#### SHORT EXERCISE:
Examine each line of the data. Copy those that contain the string "content".

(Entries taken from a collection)
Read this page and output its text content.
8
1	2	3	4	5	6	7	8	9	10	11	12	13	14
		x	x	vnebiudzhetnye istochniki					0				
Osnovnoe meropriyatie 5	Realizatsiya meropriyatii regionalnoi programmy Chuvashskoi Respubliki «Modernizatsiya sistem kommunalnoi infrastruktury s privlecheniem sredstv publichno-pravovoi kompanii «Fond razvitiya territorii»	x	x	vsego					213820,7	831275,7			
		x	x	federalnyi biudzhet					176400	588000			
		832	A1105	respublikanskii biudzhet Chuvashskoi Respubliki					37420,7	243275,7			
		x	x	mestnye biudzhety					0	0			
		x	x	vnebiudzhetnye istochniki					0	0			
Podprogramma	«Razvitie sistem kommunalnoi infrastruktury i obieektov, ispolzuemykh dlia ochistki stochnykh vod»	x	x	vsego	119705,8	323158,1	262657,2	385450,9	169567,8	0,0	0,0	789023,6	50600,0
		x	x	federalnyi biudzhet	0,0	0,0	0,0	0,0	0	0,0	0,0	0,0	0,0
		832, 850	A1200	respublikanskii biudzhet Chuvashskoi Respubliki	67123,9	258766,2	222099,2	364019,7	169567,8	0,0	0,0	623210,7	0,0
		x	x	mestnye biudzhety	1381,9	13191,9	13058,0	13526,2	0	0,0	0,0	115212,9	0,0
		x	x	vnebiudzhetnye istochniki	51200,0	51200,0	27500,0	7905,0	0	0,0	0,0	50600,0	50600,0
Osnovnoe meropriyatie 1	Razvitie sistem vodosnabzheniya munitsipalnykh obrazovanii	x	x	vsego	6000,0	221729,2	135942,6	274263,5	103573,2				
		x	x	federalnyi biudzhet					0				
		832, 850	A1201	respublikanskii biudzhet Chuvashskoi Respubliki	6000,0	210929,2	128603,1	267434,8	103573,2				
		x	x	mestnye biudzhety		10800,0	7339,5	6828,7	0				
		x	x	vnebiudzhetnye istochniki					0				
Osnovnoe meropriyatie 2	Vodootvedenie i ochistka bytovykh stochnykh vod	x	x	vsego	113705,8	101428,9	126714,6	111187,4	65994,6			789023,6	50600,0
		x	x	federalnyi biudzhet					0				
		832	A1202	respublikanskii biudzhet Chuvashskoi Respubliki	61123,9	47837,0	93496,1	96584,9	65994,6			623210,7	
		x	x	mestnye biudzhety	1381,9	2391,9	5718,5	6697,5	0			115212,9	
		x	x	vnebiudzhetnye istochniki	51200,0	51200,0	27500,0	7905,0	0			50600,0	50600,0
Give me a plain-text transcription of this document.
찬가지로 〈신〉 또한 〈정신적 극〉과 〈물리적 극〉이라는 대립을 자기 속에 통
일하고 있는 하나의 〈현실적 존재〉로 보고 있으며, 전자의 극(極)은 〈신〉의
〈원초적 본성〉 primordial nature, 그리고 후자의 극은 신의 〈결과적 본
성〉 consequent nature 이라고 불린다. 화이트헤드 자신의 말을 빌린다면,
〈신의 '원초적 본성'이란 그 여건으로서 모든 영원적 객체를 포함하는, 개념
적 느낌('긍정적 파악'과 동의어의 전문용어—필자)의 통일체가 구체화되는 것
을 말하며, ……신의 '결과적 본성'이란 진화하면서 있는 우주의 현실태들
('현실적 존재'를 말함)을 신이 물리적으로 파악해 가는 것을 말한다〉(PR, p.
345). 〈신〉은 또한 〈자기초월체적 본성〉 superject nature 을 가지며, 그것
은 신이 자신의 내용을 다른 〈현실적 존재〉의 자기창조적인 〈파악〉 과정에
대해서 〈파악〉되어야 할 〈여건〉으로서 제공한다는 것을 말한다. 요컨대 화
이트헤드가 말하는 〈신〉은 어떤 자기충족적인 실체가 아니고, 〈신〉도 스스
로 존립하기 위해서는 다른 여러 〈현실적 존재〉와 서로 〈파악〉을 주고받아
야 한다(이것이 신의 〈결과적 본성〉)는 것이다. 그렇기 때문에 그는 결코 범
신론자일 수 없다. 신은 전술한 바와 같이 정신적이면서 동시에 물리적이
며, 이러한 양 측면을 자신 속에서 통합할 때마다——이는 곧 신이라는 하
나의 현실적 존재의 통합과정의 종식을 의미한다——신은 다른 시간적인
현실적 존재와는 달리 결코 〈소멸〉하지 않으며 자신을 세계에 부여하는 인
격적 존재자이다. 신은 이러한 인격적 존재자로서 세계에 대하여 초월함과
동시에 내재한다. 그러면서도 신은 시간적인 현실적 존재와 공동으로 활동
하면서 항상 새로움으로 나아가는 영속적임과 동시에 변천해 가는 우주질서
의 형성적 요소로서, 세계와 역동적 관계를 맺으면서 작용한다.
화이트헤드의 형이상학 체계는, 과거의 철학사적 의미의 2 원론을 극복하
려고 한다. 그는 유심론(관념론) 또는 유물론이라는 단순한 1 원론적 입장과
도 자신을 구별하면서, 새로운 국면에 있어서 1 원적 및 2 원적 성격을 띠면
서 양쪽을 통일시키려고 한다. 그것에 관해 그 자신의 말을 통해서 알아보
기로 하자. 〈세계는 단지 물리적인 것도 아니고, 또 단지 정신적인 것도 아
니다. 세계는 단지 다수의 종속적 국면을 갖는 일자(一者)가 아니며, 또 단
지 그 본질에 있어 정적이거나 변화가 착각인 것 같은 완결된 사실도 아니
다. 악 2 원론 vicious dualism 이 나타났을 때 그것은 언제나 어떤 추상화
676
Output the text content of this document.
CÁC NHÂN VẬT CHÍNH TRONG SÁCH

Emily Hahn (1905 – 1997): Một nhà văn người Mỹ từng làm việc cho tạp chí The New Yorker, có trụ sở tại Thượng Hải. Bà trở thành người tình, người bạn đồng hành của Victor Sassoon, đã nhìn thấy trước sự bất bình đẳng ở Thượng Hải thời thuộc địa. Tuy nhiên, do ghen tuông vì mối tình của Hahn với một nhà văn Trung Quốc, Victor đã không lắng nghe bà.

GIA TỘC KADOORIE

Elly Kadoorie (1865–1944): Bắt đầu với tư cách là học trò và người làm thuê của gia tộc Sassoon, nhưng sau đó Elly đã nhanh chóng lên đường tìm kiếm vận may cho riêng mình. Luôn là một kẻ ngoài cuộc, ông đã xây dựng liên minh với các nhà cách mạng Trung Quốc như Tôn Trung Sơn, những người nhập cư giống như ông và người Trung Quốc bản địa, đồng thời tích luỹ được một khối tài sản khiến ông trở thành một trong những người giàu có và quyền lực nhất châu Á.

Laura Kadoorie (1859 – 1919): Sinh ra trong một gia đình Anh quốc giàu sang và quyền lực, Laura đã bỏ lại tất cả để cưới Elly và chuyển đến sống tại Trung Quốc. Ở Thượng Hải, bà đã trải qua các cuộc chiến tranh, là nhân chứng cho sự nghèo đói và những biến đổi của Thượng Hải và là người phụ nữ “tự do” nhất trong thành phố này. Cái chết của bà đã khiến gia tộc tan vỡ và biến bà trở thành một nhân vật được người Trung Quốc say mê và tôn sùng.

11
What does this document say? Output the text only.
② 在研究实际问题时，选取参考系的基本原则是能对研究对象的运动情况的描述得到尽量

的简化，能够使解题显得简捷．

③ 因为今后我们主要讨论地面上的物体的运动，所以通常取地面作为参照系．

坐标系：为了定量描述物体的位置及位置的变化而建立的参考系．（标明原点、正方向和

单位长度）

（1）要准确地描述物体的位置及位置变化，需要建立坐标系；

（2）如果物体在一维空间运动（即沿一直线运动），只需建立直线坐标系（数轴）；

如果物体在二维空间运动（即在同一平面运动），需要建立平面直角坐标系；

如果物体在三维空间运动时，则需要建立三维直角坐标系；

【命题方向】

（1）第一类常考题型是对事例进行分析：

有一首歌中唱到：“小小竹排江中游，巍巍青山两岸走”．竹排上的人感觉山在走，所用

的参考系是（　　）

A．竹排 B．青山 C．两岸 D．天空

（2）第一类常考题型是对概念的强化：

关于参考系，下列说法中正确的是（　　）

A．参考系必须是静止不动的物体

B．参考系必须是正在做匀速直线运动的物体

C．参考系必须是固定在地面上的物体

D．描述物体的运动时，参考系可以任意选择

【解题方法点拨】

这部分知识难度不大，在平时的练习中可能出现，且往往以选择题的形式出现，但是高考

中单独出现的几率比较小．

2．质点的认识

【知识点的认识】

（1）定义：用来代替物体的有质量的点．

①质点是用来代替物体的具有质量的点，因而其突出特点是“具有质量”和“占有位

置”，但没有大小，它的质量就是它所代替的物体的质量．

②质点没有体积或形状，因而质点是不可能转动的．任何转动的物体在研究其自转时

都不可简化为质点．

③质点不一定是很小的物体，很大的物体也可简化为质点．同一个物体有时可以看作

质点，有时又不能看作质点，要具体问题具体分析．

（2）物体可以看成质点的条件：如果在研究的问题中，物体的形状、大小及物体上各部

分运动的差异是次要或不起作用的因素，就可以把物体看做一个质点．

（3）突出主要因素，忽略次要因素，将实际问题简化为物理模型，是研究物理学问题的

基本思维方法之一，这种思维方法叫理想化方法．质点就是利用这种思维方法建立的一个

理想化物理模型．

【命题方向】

#### RESULT OF THE TASK:
Read this page and output its text content.
Output the text content of this document.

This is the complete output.